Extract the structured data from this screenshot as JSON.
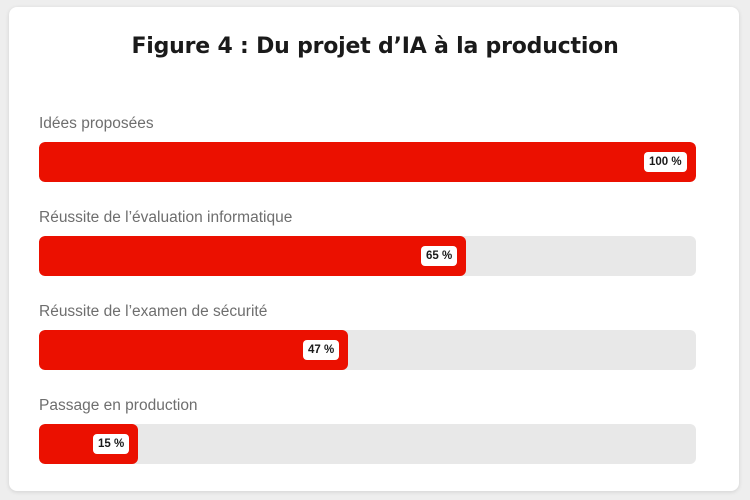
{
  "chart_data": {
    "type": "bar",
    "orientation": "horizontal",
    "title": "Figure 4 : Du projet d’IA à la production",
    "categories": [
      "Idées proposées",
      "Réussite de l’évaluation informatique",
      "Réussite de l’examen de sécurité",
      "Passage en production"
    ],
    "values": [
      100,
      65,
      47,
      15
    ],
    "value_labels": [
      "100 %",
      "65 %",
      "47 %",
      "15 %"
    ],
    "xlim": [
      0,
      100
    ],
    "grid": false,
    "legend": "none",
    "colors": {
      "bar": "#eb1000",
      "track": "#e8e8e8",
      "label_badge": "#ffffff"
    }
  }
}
* * *
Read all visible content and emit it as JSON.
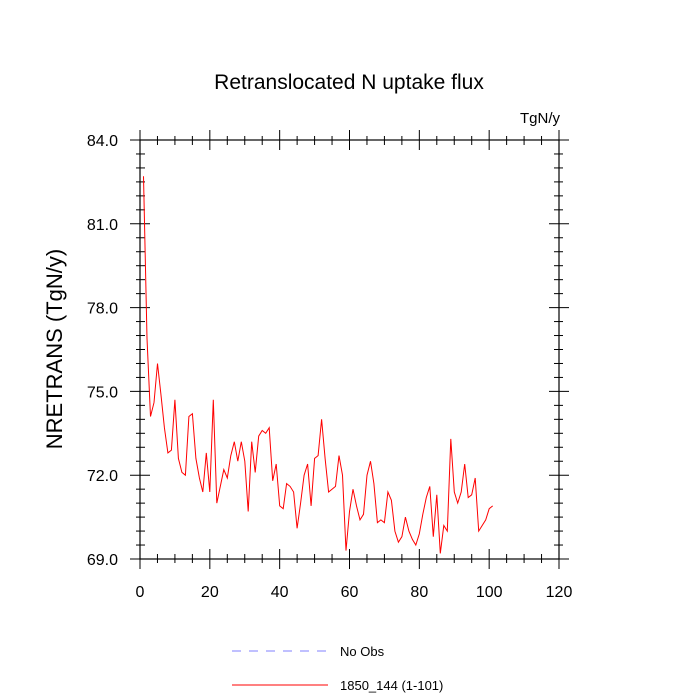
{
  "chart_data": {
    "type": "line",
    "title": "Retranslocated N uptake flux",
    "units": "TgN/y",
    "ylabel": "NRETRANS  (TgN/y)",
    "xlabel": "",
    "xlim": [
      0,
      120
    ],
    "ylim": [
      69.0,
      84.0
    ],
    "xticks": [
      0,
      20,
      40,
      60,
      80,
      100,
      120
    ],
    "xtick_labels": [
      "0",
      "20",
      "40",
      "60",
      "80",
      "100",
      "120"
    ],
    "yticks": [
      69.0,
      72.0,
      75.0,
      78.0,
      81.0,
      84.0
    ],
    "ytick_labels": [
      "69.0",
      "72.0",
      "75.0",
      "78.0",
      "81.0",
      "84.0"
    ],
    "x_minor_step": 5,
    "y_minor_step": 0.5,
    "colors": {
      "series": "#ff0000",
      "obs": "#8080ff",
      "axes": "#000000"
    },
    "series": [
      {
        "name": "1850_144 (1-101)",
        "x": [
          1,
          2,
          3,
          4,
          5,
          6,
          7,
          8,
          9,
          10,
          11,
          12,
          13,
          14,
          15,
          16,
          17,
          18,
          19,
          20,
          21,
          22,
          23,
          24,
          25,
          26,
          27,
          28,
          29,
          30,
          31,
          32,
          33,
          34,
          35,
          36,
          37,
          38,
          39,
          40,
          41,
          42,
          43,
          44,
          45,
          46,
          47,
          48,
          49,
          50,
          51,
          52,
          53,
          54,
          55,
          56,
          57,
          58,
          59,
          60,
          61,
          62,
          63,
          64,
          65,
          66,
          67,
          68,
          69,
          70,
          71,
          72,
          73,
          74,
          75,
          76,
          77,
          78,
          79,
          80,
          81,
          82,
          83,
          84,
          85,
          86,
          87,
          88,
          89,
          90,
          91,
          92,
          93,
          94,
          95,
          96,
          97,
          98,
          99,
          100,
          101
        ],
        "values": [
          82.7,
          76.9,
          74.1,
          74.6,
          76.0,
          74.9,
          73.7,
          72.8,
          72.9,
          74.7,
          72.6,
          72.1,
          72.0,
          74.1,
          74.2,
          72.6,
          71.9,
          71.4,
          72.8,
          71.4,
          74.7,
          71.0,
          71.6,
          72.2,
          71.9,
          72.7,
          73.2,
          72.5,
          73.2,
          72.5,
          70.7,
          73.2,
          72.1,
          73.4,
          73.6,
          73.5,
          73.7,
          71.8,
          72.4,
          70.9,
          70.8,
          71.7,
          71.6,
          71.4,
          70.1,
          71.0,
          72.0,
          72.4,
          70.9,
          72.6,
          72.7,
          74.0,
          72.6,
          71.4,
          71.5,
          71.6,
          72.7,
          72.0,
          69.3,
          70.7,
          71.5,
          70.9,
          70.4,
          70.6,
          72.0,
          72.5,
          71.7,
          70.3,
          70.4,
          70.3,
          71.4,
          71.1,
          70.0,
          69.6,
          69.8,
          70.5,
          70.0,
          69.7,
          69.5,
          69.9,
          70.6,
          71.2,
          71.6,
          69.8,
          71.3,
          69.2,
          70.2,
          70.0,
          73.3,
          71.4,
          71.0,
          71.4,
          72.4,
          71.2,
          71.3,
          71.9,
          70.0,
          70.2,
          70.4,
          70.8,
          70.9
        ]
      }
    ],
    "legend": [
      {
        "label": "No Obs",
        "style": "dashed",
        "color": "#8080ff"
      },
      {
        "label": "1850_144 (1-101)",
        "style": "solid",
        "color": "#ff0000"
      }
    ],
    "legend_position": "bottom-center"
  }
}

_Problem requirements_
Look through the records and count each line that holds "Réussite". Write only the total.

_Solution to this task_
2